* Written task
From the entries below, count the lines with "vitimadas". Write only the count.

* Records shown

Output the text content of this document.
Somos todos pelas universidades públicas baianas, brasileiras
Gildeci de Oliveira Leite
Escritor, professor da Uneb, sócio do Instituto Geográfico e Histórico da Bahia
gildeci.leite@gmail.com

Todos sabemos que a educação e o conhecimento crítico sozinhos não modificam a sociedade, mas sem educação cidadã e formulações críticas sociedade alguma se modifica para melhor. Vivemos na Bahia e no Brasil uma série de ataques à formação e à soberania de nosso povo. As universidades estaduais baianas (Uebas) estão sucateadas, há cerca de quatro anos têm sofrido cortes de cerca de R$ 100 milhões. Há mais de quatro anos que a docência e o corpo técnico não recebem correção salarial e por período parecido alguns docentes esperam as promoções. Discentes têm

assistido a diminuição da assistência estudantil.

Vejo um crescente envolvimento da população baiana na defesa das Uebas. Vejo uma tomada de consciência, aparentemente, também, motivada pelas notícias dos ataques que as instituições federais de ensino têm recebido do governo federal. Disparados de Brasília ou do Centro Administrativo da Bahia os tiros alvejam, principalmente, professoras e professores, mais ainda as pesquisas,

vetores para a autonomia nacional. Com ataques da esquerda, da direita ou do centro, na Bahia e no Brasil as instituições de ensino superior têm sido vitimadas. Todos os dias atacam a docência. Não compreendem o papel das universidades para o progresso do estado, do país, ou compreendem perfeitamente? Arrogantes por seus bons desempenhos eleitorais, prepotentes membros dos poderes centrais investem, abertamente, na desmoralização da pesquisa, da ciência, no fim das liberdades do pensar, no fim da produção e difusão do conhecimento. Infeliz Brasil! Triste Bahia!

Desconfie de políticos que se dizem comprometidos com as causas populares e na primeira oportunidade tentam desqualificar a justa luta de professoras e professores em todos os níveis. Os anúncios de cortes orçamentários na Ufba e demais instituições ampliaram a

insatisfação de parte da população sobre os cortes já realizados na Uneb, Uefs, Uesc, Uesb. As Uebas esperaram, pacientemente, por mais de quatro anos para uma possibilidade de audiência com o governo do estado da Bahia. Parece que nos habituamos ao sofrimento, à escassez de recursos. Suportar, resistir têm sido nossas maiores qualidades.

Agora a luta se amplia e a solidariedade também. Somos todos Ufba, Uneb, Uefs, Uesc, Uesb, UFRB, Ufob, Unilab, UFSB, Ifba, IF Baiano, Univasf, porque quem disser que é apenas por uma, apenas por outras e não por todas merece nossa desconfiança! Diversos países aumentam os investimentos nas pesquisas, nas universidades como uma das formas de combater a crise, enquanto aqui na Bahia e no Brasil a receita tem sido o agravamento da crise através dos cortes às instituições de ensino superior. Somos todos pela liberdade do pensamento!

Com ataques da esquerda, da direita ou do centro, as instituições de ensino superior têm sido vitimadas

* Output below
2